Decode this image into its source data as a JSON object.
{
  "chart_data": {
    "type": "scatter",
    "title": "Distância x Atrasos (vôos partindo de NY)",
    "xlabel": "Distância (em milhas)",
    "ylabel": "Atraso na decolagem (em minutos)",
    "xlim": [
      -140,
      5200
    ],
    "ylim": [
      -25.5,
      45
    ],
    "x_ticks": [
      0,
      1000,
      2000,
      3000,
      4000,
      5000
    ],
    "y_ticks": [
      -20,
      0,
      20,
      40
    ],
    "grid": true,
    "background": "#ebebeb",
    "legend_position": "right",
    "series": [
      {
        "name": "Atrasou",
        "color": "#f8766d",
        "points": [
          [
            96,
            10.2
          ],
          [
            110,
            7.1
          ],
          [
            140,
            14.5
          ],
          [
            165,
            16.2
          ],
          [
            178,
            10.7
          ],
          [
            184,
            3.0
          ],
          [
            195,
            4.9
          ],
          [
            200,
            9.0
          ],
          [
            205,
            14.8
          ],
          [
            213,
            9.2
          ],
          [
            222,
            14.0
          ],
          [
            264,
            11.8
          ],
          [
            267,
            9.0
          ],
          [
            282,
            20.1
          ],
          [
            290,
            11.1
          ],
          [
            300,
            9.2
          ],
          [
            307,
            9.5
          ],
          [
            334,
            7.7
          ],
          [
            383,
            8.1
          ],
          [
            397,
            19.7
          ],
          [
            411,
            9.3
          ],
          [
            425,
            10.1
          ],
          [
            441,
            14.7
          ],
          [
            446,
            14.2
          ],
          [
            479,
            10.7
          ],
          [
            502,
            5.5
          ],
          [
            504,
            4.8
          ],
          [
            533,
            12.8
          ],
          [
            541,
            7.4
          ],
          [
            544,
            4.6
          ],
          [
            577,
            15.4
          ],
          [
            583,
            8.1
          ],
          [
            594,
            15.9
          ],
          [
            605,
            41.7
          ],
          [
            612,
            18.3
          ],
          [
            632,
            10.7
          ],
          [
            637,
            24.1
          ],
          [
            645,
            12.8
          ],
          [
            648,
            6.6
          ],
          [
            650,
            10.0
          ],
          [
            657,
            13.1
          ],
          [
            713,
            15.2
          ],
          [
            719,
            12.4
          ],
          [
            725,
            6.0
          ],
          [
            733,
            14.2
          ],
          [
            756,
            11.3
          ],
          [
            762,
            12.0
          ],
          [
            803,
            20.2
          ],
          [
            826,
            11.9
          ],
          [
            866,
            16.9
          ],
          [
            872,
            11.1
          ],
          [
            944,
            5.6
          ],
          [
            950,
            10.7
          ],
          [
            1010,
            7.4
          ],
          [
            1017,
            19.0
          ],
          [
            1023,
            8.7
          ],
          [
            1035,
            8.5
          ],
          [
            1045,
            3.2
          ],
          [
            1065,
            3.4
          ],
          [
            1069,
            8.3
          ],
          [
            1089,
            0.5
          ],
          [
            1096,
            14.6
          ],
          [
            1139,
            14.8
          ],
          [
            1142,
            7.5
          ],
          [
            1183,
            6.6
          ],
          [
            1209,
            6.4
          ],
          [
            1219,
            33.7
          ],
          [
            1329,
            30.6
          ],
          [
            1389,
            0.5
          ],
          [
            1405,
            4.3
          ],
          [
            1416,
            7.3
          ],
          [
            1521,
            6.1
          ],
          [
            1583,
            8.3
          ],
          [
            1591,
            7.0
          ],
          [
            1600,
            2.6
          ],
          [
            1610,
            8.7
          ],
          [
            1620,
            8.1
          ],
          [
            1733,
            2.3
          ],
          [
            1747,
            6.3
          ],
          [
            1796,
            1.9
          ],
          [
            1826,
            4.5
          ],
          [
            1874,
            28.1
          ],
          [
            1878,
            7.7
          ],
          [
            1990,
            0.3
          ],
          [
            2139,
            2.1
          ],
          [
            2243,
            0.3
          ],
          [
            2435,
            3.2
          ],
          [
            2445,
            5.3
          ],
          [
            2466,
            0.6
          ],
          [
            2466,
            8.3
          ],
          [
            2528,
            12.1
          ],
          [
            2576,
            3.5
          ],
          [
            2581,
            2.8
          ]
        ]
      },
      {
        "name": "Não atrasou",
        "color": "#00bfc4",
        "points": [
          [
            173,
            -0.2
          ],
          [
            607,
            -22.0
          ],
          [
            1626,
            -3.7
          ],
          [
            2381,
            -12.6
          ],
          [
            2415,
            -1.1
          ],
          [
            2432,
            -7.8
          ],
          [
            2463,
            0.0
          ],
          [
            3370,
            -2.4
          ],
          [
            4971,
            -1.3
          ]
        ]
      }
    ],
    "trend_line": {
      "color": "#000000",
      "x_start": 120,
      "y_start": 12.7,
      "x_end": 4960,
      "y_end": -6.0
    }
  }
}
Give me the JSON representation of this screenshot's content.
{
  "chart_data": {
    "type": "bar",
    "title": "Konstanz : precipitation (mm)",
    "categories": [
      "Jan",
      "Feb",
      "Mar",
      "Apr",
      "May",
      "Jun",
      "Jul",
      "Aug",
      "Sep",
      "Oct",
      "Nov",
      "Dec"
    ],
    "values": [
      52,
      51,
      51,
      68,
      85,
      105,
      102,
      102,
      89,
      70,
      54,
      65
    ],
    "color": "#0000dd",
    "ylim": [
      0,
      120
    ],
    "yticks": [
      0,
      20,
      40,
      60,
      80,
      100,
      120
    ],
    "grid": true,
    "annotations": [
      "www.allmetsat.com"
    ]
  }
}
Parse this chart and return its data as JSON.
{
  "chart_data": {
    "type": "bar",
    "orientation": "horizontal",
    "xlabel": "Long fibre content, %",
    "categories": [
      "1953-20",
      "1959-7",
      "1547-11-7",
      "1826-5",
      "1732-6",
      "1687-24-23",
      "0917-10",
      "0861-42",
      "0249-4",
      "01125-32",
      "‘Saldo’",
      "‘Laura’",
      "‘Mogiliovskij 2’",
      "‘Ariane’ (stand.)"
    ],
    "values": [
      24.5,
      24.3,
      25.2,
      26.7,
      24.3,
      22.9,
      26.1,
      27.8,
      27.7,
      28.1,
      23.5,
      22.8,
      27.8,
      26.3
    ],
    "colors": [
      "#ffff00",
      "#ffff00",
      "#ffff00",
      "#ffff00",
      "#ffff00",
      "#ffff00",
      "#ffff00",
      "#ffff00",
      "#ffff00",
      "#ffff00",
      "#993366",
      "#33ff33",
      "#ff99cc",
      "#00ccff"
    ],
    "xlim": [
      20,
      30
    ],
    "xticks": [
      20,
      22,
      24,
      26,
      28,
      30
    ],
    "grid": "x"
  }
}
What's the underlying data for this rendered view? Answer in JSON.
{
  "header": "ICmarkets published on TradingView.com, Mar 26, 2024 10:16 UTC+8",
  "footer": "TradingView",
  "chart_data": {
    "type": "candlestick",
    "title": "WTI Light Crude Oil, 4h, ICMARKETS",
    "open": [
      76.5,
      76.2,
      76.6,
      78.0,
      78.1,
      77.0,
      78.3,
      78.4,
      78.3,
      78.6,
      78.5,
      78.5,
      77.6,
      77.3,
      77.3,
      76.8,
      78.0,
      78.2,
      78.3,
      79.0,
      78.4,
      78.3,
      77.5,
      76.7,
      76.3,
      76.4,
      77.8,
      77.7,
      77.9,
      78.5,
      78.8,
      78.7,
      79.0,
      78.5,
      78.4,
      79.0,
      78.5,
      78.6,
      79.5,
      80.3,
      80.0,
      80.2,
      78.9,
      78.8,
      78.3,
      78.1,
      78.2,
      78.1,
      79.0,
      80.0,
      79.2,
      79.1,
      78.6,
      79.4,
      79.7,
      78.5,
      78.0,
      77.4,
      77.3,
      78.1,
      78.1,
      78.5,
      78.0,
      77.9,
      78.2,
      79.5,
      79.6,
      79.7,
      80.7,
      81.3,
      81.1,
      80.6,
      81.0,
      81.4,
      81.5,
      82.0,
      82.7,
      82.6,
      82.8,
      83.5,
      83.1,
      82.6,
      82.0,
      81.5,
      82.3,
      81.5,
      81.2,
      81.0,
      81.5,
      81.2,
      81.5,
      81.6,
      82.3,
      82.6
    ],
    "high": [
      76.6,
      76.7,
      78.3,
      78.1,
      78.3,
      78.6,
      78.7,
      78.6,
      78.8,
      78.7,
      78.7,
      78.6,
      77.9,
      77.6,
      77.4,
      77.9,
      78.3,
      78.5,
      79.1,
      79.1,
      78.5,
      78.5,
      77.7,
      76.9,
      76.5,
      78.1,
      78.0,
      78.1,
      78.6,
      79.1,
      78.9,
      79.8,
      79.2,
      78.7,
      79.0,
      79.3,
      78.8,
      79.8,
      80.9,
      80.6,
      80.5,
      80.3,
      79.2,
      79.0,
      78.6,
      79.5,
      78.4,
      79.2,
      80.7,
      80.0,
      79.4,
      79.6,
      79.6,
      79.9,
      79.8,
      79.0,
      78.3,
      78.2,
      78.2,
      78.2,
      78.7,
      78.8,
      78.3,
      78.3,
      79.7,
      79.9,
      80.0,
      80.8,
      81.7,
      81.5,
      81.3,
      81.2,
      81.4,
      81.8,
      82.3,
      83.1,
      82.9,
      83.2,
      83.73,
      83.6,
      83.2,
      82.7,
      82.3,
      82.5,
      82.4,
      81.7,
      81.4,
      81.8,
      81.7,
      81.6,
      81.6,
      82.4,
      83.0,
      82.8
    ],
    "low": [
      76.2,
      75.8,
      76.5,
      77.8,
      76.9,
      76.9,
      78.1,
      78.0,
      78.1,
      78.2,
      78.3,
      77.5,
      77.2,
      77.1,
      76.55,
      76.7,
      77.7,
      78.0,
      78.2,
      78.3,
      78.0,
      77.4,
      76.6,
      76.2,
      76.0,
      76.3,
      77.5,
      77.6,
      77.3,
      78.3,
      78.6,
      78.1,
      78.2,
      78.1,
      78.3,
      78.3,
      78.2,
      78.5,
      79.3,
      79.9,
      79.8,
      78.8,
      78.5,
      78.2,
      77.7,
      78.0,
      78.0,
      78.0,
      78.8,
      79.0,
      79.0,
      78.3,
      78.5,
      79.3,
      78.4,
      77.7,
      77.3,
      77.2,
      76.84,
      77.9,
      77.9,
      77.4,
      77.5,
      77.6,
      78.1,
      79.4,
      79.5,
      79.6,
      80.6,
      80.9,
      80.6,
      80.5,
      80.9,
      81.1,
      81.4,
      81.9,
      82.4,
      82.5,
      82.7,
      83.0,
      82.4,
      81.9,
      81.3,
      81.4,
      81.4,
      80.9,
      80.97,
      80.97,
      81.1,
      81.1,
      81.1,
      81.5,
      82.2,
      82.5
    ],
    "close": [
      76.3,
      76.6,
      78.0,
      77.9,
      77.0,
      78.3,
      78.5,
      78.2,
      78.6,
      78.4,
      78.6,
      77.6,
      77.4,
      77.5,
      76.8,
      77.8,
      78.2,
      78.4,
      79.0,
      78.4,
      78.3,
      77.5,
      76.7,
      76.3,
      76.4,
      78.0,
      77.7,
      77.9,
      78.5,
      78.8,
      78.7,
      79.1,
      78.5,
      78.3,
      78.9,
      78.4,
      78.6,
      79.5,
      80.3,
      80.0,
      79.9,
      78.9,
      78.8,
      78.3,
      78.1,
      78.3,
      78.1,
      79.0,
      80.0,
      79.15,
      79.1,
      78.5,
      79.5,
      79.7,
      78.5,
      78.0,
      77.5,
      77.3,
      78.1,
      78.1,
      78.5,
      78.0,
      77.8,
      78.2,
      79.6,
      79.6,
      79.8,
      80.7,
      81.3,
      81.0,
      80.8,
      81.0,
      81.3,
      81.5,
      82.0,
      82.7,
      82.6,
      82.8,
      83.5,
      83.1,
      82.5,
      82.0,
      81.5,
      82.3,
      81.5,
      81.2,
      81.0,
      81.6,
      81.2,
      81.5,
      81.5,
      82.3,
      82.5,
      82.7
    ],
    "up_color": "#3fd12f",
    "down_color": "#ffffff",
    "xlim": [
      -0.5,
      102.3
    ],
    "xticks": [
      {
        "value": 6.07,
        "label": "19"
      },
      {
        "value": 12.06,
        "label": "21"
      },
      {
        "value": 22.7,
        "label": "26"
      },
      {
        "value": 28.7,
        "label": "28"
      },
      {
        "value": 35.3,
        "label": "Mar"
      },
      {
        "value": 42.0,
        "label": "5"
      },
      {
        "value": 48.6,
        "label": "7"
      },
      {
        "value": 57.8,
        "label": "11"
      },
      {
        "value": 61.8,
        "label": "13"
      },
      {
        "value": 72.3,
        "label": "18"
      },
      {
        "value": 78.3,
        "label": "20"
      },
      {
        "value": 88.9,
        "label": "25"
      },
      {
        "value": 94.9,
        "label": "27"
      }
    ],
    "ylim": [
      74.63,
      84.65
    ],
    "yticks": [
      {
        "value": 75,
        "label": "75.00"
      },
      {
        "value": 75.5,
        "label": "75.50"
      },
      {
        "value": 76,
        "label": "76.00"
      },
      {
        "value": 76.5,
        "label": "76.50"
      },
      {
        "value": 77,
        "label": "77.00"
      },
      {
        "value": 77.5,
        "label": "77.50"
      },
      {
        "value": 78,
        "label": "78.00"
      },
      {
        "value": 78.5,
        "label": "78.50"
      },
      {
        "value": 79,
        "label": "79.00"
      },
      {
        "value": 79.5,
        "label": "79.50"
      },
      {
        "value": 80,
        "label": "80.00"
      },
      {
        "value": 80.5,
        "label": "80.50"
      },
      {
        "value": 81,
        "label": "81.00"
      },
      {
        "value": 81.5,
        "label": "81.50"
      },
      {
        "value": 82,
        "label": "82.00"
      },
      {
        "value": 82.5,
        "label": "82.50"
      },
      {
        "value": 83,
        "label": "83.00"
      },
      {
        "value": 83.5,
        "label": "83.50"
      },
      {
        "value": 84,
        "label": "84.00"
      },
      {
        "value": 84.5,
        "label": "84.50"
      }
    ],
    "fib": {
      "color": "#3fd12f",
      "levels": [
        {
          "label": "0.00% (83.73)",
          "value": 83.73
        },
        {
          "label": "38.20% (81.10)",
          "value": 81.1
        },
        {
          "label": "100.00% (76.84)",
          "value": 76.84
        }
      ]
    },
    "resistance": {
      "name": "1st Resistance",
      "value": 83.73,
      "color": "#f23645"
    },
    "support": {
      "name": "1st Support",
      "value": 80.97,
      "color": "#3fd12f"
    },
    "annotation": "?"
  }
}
§
• _BRIEF_
Every line above that contains the word "content" should be reported.

• _RESULT OF THIS TASK_
Give me the JSON representation of this screenshot's content.
    "xlabel": "Long fibre content, %",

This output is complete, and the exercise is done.